[What is asked]:
Copy out every record precisely.

[Records]:
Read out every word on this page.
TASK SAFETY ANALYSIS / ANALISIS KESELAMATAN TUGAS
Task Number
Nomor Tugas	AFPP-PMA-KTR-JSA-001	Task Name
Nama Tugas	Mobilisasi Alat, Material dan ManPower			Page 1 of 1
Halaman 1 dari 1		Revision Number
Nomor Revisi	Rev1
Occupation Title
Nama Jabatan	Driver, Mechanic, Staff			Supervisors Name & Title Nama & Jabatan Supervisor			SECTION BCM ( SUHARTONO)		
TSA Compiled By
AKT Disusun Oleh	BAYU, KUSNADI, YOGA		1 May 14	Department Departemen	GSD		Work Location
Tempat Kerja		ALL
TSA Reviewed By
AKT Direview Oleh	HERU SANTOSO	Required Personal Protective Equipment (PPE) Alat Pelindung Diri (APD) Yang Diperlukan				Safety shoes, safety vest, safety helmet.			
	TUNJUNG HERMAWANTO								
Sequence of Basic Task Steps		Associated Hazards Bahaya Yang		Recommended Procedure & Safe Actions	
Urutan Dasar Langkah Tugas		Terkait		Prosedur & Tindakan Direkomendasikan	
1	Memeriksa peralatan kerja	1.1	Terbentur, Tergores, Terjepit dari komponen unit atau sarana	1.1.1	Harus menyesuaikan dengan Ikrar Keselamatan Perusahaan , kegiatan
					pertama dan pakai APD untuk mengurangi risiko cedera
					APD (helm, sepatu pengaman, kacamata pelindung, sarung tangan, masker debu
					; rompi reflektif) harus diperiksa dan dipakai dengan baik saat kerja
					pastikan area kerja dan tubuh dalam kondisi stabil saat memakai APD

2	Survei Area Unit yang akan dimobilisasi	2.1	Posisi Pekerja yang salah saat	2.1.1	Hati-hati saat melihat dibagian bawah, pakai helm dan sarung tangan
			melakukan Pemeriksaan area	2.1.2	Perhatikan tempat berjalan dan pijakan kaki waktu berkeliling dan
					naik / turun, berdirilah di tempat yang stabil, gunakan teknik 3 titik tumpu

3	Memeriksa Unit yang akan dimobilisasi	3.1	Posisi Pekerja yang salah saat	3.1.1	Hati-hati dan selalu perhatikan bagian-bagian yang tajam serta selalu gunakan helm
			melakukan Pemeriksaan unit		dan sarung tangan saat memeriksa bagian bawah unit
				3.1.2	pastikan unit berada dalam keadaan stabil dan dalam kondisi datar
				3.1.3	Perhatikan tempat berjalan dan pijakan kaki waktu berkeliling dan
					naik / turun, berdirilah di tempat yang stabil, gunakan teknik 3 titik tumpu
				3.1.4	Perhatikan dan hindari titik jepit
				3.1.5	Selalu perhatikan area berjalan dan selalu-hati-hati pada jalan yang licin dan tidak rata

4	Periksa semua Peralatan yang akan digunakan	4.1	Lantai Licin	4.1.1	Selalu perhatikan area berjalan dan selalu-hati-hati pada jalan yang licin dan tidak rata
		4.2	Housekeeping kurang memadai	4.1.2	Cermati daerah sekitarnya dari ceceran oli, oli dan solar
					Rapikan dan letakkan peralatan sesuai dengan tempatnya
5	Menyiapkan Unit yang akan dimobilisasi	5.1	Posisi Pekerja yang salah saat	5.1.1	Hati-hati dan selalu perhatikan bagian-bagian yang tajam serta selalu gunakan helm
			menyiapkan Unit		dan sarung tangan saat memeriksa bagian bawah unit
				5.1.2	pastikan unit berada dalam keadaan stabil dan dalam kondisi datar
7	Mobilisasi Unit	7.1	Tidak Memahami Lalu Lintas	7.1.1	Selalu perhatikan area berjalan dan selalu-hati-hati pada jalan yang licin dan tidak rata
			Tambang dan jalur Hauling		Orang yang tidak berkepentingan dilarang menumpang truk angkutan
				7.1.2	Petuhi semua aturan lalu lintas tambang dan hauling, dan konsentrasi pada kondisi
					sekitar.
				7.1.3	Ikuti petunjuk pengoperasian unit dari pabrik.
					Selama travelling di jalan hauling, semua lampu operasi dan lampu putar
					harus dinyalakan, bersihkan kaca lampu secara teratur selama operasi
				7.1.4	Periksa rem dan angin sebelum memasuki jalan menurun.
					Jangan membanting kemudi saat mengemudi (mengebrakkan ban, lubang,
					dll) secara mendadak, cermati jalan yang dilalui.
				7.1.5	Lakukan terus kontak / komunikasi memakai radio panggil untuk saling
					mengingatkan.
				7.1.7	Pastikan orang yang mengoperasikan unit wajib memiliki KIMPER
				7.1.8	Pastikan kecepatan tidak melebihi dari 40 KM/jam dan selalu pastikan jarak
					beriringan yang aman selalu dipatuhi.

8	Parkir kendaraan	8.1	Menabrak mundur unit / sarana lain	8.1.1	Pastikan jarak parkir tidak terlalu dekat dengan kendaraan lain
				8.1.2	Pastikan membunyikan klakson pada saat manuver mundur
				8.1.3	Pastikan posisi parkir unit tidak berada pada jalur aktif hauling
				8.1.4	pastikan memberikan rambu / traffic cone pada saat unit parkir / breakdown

[Response to this exercise]:
Read out every word on this page.
TASK SAFETY ANALYSIS / ANALISIS KESELAMATAN TUGAS
Task Number
Nomor Tugas	AFPP-PMA-KTR-JSA-001	Task Name
Nama Tugas	Mobilisasi Alat, Material dan ManPower			Page 1 of 1
Halaman 1 dari 1		Revision Number
Nomor Revisi	Rev1
Occupation Title
Nama Jabatan	Driver, Mechanic, Staff			Supervisors Name & Title Nama & Jabatan Supervisor			SECTION BCM ( SUHARTONO)		
TSA Compiled By
AKT Disusun Oleh	BAYU, KUSNADI, YOGA		1 May 14	Department Departemen	GSD		Work Location
Tempat Kerja		ALL
TSA Reviewed By
AKT Direview Oleh	HERU SANTOSO	Required Personal Protective Equipment (PPE) Alat Pelindung Diri (APD) Yang Diperlukan				Safety shoes, safety vest, safety helmet.			
	TUNJUNG HERMAWANTO								
Sequence of Basic Task Steps		Associated Hazards Bahaya Yang		Recommended Procedure & Safe Actions	
Urutan Dasar Langkah Tugas		Terkait		Prosedur & Tindakan Direkomendasikan	
1	Memeriksa peralatan kerja	1.1	Terbentur, Tergores, Terjepit dari komponen unit atau sarana	1.1.1	Harus menyesuaikan dengan Ikrar Keselamatan Perusahaan , kegiatan
					pertama dan pakai APD untuk mengurangi risiko cedera
					APD (helm, sepatu pengaman, kacamata pelindung, sarung tangan, masker debu
					; rompi reflektif) harus diperiksa dan dipakai dengan baik saat kerja
					pastikan area kerja dan tubuh dalam kondisi stabil saat memakai APD

2	Survei Area Unit yang akan dimobilisasi	2.1	Posisi Pekerja yang salah saat	2.1.1	Hati-hati saat melihat dibagian bawah, pakai helm dan sarung tangan
			melakukan Pemeriksaan area	2.1.2	Perhatikan tempat berjalan dan pijakan kaki waktu berkeliling dan
					naik / turun, berdirilah di tempat yang stabil, gunakan teknik 3 titik tumpu

3	Memeriksa Unit yang akan dimobilisasi	3.1	Posisi Pekerja yang salah saat	3.1.1	Hati-hati dan selalu perhatikan bagian-bagian yang tajam serta selalu gunakan helm
			melakukan Pemeriksaan unit		dan sarung tangan saat memeriksa bagian bawah unit
				3.1.2	pastikan unit berada dalam keadaan stabil dan dalam kondisi datar
				3.1.3	Perhatikan tempat berjalan dan pijakan kaki waktu berkeliling dan
					naik / turun, berdirilah di tempat yang stabil, gunakan teknik 3 titik tumpu
				3.1.4	Perhatikan dan hindari titik jepit
				3.1.5	Selalu perhatikan area berjalan dan selalu-hati-hati pada jalan yang licin dan tidak rata

4	Periksa semua Peralatan yang akan digunakan	4.1	Lantai Licin	4.1.1	Selalu perhatikan area berjalan dan selalu-hati-hati pada jalan yang licin dan tidak rata
		4.2	Housekeeping kurang memadai	4.1.2	Cermati daerah sekitarnya dari ceceran oli, oli dan solar
					Rapikan dan letakkan peralatan sesuai dengan tempatnya
5	Menyiapkan Unit yang akan dimobilisasi	5.1	Posisi Pekerja yang salah saat	5.1.1	Hati-hati dan selalu perhatikan bagian-bagian yang tajam serta selalu gunakan helm
			menyiapkan Unit		dan sarung tangan saat memeriksa bagian bawah unit
				5.1.2	pastikan unit berada dalam keadaan stabil dan dalam kondisi datar
7	Mobilisasi Unit	7.1	Tidak Memahami Lalu Lintas	7.1.1	Selalu perhatikan area berjalan dan selalu-hati-hati pada jalan yang licin dan tidak rata
			Tambang dan jalur Hauling		Orang yang tidak berkepentingan dilarang menumpang truk angkutan
				7.1.2	Petuhi semua aturan lalu lintas tambang dan hauling, dan konsentrasi pada kondisi
					sekitar.
				7.1.3	Ikuti petunjuk pengoperasian unit dari pabrik.
					Selama travelling di jalan hauling, semua lampu operasi dan lampu putar
					harus dinyalakan, bersihkan kaca lampu secara teratur selama operasi
				7.1.4	Periksa rem dan angin sebelum memasuki jalan menurun.
					Jangan membanting kemudi saat mengemudi (mengebrakkan ban, lubang,
					dll) secara mendadak, cermati jalan yang dilalui.
				7.1.5	Lakukan terus kontak / komunikasi memakai radio panggil untuk saling
					mengingatkan.
				7.1.7	Pastikan orang yang mengoperasikan unit wajib memiliki KIMPER
				7.1.8	Pastikan kecepatan tidak melebihi dari 40 KM/jam dan selalu pastikan jarak
					beriringan yang aman selalu dipatuhi.

8	Parkir kendaraan	8.1	Menabrak mundur unit / sarana lain	8.1.1	Pastikan jarak parkir tidak terlalu dekat dengan kendaraan lain
				8.1.2	Pastikan membunyikan klakson pada saat manuver mundur
				8.1.3	Pastikan posisi parkir unit tidak berada pada jalur aktif hauling
				8.1.4	pastikan memberikan rambu / traffic cone pada saat unit parkir / breakdown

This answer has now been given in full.